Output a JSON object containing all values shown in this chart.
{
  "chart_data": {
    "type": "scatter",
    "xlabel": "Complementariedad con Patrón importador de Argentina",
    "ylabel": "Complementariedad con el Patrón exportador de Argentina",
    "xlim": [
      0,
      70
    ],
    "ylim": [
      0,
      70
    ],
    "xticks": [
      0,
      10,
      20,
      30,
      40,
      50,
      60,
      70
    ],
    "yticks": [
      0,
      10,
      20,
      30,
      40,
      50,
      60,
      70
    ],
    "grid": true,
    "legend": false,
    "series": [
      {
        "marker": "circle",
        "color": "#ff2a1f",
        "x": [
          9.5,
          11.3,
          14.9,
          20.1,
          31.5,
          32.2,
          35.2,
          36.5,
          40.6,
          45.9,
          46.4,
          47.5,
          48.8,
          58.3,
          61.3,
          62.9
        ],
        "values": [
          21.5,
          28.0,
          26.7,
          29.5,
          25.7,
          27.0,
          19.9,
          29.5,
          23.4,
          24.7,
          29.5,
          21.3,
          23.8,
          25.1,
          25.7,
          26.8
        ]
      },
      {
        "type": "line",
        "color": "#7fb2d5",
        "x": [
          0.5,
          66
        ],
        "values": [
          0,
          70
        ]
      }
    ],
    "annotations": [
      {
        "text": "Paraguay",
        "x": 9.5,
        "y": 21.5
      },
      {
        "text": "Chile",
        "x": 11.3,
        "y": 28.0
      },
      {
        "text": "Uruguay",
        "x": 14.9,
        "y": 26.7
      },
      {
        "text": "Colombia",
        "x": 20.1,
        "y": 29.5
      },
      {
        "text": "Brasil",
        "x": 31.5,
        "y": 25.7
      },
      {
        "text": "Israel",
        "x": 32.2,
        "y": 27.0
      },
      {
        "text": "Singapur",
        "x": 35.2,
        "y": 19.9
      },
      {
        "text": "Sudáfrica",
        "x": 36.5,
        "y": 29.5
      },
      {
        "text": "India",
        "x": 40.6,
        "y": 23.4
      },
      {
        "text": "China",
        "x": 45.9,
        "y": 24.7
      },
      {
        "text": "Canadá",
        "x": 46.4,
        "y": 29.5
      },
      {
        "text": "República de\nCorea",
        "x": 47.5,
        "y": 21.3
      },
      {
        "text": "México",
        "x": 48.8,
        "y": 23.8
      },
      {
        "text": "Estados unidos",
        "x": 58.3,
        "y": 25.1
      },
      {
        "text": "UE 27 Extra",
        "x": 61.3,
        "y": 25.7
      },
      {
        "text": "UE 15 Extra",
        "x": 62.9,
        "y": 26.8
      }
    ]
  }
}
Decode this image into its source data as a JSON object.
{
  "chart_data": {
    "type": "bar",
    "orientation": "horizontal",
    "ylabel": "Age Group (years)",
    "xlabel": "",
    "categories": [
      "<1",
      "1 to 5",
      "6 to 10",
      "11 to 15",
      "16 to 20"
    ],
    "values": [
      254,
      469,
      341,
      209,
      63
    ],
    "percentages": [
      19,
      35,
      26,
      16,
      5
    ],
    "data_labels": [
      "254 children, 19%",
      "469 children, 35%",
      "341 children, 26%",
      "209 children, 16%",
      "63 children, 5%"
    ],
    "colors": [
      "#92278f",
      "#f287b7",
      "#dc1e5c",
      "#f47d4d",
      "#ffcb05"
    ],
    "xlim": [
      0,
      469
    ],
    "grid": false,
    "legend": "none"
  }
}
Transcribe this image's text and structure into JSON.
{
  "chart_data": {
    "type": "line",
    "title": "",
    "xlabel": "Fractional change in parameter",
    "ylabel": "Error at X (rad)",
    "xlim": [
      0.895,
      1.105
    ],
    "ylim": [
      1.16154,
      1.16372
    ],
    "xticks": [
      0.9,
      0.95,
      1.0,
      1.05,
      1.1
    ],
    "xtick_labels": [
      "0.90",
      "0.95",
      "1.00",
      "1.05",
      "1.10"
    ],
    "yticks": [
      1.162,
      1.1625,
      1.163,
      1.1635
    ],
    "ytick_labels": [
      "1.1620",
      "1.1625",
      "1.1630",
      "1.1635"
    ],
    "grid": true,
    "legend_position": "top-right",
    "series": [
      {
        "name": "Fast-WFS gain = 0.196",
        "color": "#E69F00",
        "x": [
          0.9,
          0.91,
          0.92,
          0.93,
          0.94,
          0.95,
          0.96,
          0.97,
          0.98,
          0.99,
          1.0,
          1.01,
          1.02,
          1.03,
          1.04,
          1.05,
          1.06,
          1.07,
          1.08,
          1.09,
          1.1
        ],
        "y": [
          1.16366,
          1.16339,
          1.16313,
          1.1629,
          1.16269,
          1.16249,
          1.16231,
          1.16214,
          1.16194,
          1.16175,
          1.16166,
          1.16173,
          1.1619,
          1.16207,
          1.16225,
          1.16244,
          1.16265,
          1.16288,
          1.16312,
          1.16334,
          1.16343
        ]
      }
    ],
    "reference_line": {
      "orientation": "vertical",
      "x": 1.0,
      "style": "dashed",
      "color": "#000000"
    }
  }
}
· · · · ·
THE EXERCISE ▸ Which lines hold the string "this"? List them all.

OUTPUT OF THE TASK ▸
Output a JSON object containing all values shown in this chart.
Decode this image into its source data as a JSON object.
Transcribe this image's text and structure into JSON.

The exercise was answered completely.